TO DO: The data must be written out once more, precisely as given.

____________________

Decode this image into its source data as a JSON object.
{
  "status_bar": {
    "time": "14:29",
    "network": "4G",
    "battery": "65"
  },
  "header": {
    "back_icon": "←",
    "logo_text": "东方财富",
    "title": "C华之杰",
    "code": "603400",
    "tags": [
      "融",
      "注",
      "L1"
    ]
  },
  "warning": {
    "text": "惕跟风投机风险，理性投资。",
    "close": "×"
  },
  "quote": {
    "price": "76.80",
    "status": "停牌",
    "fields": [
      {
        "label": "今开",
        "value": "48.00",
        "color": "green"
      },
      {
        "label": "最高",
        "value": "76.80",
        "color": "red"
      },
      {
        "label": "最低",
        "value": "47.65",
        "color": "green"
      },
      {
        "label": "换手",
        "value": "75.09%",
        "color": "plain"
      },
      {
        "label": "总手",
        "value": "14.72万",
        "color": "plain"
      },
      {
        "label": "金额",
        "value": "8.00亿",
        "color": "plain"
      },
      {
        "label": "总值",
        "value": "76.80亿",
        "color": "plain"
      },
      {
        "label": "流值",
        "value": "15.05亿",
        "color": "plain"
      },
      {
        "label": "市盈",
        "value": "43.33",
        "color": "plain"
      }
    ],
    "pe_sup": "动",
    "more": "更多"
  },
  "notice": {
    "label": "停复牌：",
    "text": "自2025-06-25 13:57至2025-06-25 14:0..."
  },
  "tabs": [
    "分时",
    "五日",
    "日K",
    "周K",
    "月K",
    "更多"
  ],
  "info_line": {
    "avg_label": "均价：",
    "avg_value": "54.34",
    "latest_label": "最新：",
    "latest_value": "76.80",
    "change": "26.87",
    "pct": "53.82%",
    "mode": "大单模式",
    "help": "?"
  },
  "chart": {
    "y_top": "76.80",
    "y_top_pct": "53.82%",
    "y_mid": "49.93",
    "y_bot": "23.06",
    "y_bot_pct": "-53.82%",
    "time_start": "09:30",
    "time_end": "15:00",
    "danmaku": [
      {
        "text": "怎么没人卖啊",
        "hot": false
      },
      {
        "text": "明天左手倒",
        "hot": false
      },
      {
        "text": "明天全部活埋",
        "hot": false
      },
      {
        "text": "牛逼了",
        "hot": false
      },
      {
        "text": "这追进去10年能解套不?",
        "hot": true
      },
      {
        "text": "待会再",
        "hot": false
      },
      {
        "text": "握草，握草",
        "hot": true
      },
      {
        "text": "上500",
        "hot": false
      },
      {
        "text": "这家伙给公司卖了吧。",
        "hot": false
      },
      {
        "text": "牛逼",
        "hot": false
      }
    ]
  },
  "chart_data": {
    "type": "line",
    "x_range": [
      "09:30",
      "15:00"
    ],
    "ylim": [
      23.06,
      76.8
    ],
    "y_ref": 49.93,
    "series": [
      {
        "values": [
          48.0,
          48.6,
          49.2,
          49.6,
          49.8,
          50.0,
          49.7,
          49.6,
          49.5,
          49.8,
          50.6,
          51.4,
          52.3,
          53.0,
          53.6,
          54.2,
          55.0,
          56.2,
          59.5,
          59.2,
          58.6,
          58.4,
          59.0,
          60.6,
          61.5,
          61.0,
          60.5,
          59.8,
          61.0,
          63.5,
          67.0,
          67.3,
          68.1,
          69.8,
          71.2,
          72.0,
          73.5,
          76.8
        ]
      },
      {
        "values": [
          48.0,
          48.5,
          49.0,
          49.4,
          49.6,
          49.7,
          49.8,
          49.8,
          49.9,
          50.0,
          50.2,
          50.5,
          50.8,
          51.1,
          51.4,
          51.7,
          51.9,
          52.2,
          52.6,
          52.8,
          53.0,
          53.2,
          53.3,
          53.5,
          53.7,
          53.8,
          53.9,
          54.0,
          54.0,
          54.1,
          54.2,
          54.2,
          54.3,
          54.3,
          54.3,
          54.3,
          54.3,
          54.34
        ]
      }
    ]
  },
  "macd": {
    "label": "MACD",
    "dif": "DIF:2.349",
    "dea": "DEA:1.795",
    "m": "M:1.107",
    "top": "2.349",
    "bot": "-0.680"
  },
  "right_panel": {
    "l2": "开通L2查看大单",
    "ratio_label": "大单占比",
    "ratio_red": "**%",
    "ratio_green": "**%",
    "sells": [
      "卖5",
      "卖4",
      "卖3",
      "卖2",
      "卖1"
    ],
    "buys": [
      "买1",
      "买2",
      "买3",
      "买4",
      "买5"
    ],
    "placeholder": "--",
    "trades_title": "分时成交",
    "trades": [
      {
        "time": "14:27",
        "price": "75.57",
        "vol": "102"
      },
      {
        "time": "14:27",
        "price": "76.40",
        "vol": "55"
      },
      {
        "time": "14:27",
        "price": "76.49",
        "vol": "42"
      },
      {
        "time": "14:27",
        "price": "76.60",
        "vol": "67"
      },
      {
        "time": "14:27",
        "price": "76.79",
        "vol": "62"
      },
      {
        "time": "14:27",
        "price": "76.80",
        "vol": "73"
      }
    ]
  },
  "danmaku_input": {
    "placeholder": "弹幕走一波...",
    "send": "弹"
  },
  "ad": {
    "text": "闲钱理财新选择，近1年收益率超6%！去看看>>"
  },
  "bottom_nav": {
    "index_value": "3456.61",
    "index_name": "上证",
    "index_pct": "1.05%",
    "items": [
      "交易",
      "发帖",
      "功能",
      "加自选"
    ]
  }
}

____________________

THE SOLUTION:
Decode this image into its source data as a JSON object.
{
  "status_bar": {
    "time": "14:29",
    "network": "4G",
    "battery": "65"
  },
  "header": {
    "back_icon": "←",
    "logo_text": "东方财富",
    "title": "C华之杰",
    "code": "603400",
    "tags": [
      "融",
      "注",
      "L1"
    ]
  },
  "warning": {
    "text": "惕跟风投机风险，理性投资。",
    "close": "×"
  },
  "quote": {
    "price": "76.80",
    "status": "停牌",
    "fields": [
      {
        "label": "今开",
        "value": "48.00",
        "color": "green"
      },
      {
        "label": "最高",
        "value": "76.80",
        "color": "red"
      },
      {
        "label": "最低",
        "value": "47.65",
        "color": "green"
      },
      {
        "label": "换手",
        "value": "75.09%",
        "color": "plain"
      },
      {
        "label": "总手",
        "value": "14.72万",
        "color": "plain"
      },
      {
        "label": "金额",
        "value": "8.00亿",
        "color": "plain"
      },
      {
        "label": "总值",
        "value": "76.80亿",
        "color": "plain"
      },
      {
        "label": "流值",
        "value": "15.05亿",
        "color": "plain"
      },
      {
        "label": "市盈",
        "value": "43.33",
        "color": "plain"
      }
    ],
    "pe_sup": "动",
    "more": "更多"
  },
  "notice": {
    "label": "停复牌：",
    "text": "自2025-06-25 13:57至2025-06-25 14:0..."
  },
  "tabs": [
    "分时",
    "五日",
    "日K",
    "周K",
    "月K",
    "更多"
  ],
  "info_line": {
    "avg_label": "均价：",
    "avg_value": "54.34",
    "latest_label": "最新：",
    "latest_value": "76.80",
    "change": "26.87",
    "pct": "53.82%",
    "mode": "大单模式",
    "help": "?"
  },
  "chart": {
    "y_top": "76.80",
    "y_top_pct": "53.82%",
    "y_mid": "49.93",
    "y_bot": "23.06",
    "y_bot_pct": "-53.82%",
    "time_start": "09:30",
    "time_end": "15:00",
    "danmaku": [
      {
        "text": "怎么没人卖啊",
        "hot": false
      },
      {
        "text": "明天左手倒",
        "hot": false
      },
      {
        "text": "明天全部活埋",
        "hot": false
      },
      {
        "text": "牛逼了",
        "hot": false
      },
      {
        "text": "这追进去10年能解套不?",
        "hot": true
      },
      {
        "text": "待会再",
        "hot": false
      },
      {
        "text": "握草，握草",
        "hot": true
      },
      {
        "text": "上500",
        "hot": false
      },
      {
        "text": "这家伙给公司卖了吧。",
        "hot": false
      },
      {
        "text": "牛逼",
        "hot": false
      }
    ]
  },
  "chart_data": {
    "type": "line",
    "x_range": [
      "09:30",
      "15:00"
    ],
    "ylim": [
      23.06,
      76.8
    ],
    "y_ref": 49.93,
    "series": [
      {
        "values": [
          48.0,
          48.6,
          49.2,
          49.6,
          49.8,
          50.0,
          49.7,
          49.6,
          49.5,
          49.8,
          50.6,
          51.4,
          52.3,
          53.0,
          53.6,
          54.2,
          55.0,
          56.2,
          59.5,
          59.2,
          58.6,
          58.4,
          59.0,
          60.6,
          61.5,
          61.0,
          60.5,
          59.8,
          61.0,
          63.5,
          67.0,
          67.3,
          68.1,
          69.8,
          71.2,
          72.0,
          73.5,
          76.8
        ]
      },
      {
        "values": [
          48.0,
          48.5,
          49.0,
          49.4,
          49.6,
          49.7,
          49.8,
          49.8,
          49.9,
          50.0,
          50.2,
          50.5,
          50.8,
          51.1,
          51.4,
          51.7,
          51.9,
          52.2,
          52.6,
          52.8,
          53.0,
          53.2,
          53.3,
          53.5,
          53.7,
          53.8,
          53.9,
          54.0,
          54.0,
          54.1,
          54.2,
          54.2,
          54.3,
          54.3,
          54.3,
          54.3,
          54.3,
          54.34
        ]
      }
    ]
  },
  "macd": {
    "label": "MACD",
    "dif": "DIF:2.349",
    "dea": "DEA:1.795",
    "m": "M:1.107",
    "top": "2.349",
    "bot": "-0.680"
  },
  "right_panel": {
    "l2": "开通L2查看大单",
    "ratio_label": "大单占比",
    "ratio_red": "**%",
    "ratio_green": "**%",
    "sells": [
      "卖5",
      "卖4",
      "卖3",
      "卖2",
      "卖1"
    ],
    "buys": [
      "买1",
      "买2",
      "买3",
      "买4",
      "买5"
    ],
    "placeholder": "--",
    "trades_title": "分时成交",
    "trades": [
      {
        "time": "14:27",
        "price": "75.57",
        "vol": "102"
      },
      {
        "time": "14:27",
        "price": "76.40",
        "vol": "55"
      },
      {
        "time": "14:27",
        "price": "76.49",
        "vol": "42"
      },
      {
        "time": "14:27",
        "price": "76.60",
        "vol": "67"
      },
      {
        "time": "14:27",
        "price": "76.79",
        "vol": "62"
      },
      {
        "time": "14:27",
        "price": "76.80",
        "vol": "73"
      }
    ]
  },
  "danmaku_input": {
    "placeholder": "弹幕走一波...",
    "send": "弹"
  },
  "ad": {
    "text": "闲钱理财新选择，近1年收益率超6%！去看看>>"
  },
  "bottom_nav": {
    "index_value": "3456.61",
    "index_name": "上证",
    "index_pct": "1.05%",
    "items": [
      "交易",
      "发帖",
      "功能",
      "加自选"
    ]
  }
}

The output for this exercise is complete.